SET PROBLEM: Give back a single number, the count of lines containing the word "Recall".

INPUT FOR THIS TASK:
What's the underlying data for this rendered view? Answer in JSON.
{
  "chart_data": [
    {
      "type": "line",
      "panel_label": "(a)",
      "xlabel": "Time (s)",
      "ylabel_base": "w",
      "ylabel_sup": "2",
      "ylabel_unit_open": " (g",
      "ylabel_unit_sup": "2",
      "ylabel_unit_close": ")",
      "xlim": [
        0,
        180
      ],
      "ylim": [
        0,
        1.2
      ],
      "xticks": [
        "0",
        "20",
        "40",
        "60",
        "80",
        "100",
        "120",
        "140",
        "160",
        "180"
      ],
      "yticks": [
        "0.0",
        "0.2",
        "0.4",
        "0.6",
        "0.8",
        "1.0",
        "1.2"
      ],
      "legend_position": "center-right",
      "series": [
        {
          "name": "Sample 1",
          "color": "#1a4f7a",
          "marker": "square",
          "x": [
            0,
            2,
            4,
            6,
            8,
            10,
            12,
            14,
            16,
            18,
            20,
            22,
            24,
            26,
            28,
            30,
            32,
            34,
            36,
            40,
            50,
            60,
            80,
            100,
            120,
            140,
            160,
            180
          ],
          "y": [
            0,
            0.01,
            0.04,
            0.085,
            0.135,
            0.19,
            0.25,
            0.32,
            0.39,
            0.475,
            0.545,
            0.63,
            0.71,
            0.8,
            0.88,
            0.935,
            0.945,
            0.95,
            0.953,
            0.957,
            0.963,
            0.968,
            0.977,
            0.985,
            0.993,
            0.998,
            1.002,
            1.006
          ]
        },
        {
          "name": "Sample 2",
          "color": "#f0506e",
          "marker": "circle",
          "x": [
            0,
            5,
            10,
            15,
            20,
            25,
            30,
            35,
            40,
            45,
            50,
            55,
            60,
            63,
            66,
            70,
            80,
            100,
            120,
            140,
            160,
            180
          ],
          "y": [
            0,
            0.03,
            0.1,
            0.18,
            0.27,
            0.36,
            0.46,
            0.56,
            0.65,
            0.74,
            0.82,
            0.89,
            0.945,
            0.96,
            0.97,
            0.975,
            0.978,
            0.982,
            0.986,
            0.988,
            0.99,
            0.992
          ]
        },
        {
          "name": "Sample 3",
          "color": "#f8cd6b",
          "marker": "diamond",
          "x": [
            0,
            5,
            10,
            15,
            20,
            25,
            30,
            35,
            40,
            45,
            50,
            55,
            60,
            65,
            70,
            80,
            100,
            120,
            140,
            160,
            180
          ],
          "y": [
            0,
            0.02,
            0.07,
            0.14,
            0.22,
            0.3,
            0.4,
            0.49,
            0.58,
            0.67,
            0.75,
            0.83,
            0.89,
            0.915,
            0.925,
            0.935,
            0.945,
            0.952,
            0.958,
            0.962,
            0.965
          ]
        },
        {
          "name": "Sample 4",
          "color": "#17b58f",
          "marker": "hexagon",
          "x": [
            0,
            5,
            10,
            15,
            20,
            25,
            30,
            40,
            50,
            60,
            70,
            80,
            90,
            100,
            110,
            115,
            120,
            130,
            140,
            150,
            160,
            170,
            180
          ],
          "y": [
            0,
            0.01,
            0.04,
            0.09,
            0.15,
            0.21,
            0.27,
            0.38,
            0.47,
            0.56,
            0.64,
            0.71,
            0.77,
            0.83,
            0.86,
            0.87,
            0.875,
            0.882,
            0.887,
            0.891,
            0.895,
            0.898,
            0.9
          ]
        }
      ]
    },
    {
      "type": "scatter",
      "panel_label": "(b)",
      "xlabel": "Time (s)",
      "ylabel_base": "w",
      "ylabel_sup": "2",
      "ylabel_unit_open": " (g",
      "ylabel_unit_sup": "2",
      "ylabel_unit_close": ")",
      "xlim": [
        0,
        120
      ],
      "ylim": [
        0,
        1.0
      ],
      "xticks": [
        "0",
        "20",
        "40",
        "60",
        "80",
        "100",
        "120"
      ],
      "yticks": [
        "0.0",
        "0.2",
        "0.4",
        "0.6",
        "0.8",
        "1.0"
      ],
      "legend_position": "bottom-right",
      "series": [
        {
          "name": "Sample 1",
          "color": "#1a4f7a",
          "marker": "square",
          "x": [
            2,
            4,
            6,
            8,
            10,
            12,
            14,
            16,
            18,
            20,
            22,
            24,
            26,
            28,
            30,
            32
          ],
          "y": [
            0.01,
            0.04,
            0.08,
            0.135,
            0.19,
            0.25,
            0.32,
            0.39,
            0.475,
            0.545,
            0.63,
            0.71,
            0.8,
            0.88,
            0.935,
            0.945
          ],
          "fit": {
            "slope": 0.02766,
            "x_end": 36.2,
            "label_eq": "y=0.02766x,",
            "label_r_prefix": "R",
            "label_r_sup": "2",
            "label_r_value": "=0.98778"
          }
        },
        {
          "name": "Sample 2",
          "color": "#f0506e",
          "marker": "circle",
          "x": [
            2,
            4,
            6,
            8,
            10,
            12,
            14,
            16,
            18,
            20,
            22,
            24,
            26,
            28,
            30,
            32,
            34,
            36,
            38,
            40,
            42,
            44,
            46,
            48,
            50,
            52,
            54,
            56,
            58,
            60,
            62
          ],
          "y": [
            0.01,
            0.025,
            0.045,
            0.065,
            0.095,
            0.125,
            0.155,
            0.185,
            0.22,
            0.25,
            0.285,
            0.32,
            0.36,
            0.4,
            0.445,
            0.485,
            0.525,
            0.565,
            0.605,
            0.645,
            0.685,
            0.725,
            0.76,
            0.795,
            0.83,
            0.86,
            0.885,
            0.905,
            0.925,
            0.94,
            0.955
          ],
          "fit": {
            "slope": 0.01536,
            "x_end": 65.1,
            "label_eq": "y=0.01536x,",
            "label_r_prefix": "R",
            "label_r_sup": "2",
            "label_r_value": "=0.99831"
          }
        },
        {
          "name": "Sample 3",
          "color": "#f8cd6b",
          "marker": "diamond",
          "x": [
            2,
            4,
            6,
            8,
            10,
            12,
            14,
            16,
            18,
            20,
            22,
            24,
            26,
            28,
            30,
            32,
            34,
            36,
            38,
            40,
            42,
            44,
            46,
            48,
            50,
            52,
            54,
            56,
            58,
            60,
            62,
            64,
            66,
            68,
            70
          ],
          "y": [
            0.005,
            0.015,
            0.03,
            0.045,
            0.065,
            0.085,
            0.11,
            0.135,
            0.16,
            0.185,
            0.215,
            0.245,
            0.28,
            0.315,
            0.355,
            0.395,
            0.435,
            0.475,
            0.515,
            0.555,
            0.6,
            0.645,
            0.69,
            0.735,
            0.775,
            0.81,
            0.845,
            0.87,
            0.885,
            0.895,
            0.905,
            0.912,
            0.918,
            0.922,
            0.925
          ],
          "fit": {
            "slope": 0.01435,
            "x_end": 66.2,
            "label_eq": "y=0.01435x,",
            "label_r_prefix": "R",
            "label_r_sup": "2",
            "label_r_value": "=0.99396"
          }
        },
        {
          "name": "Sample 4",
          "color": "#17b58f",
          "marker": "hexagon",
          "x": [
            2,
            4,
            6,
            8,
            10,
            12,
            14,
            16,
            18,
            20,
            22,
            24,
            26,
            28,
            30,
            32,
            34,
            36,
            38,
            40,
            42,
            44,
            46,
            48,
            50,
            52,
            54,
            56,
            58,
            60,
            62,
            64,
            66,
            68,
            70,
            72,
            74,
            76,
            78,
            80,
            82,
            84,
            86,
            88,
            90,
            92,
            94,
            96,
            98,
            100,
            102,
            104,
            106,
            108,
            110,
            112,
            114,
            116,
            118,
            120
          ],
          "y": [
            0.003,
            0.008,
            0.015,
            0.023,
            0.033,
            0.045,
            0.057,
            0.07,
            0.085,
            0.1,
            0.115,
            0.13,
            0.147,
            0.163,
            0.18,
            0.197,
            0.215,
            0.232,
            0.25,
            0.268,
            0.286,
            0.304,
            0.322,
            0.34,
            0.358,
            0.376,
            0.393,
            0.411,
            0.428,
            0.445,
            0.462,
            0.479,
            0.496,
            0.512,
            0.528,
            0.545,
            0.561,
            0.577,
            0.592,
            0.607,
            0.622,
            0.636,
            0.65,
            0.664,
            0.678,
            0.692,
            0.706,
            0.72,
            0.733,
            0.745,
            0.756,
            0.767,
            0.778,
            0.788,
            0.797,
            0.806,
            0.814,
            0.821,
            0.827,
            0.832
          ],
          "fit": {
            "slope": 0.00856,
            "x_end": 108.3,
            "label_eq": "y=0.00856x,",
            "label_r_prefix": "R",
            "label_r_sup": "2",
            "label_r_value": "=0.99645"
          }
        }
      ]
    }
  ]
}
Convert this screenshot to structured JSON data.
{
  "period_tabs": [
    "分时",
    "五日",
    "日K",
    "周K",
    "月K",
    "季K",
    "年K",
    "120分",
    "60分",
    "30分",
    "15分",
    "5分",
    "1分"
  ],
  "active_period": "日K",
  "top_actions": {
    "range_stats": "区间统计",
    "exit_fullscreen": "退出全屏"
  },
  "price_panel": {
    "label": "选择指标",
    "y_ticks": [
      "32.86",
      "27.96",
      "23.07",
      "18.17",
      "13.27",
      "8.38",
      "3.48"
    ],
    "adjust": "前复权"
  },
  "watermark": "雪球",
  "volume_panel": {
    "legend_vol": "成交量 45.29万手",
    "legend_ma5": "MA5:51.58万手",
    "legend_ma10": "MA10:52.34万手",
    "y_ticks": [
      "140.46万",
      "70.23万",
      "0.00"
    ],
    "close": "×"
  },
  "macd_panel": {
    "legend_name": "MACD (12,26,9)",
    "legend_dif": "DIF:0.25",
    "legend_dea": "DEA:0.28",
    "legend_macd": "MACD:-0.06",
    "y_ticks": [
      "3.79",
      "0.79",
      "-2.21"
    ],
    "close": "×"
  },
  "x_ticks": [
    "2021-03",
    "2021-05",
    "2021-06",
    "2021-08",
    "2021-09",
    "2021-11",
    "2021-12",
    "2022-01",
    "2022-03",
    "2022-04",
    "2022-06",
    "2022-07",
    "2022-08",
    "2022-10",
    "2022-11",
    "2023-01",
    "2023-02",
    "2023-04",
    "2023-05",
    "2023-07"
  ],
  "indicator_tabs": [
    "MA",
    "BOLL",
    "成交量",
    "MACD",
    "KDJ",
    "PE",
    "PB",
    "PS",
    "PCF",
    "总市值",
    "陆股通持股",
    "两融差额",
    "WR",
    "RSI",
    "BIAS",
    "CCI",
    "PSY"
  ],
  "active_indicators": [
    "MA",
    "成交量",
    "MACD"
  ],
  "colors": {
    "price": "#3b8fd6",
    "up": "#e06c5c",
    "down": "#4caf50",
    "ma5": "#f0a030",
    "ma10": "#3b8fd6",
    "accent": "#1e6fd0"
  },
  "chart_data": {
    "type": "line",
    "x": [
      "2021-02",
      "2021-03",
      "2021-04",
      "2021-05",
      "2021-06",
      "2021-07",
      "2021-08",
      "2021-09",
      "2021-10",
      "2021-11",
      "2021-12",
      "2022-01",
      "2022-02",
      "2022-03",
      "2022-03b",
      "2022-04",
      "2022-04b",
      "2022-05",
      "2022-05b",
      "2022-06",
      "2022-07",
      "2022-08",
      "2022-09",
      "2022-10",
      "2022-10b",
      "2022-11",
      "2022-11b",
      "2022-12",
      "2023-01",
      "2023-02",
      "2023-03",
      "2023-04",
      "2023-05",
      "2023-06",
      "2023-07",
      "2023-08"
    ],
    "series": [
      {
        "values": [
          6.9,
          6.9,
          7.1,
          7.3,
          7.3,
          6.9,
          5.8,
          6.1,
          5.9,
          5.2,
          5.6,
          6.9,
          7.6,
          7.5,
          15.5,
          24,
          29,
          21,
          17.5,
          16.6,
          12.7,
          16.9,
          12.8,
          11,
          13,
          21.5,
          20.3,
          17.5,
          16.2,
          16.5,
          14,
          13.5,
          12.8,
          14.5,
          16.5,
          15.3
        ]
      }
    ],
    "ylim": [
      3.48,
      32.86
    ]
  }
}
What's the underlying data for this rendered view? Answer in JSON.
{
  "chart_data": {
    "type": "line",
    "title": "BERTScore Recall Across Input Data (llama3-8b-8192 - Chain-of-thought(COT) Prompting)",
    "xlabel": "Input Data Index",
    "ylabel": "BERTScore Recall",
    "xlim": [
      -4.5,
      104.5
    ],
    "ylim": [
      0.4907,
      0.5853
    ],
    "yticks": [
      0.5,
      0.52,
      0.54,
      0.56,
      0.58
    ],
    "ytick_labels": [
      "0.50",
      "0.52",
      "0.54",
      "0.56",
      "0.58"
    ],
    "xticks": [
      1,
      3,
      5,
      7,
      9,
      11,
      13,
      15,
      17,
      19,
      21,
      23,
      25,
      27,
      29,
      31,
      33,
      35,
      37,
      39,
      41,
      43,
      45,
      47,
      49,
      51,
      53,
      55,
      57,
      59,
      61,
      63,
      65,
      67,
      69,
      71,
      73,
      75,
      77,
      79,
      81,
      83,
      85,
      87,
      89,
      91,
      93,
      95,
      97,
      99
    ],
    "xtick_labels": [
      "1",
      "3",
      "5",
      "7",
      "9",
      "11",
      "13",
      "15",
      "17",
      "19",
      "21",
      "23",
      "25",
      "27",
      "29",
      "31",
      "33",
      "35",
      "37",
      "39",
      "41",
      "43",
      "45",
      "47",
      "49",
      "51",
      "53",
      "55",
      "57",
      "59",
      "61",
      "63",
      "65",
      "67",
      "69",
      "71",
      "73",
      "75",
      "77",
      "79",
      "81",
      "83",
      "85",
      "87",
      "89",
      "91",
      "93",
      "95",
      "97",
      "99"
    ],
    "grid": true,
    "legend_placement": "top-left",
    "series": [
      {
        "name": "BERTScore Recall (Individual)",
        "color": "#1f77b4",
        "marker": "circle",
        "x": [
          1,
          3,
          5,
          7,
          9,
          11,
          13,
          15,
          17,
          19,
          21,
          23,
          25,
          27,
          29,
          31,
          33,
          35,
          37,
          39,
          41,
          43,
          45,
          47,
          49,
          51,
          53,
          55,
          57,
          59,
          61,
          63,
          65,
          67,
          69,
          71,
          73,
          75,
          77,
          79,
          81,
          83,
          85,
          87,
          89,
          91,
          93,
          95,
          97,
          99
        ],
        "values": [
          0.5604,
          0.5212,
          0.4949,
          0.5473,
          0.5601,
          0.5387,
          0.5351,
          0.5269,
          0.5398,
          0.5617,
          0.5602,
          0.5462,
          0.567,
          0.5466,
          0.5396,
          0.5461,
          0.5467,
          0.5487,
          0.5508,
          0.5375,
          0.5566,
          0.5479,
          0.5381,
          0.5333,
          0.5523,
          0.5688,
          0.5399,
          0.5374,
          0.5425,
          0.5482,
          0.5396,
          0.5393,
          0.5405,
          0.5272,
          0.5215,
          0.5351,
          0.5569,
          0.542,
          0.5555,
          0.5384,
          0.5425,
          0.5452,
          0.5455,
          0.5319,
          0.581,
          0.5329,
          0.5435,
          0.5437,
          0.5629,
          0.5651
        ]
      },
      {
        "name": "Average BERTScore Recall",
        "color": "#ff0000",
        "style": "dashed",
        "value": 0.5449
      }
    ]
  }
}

TASK OUTPUT: 4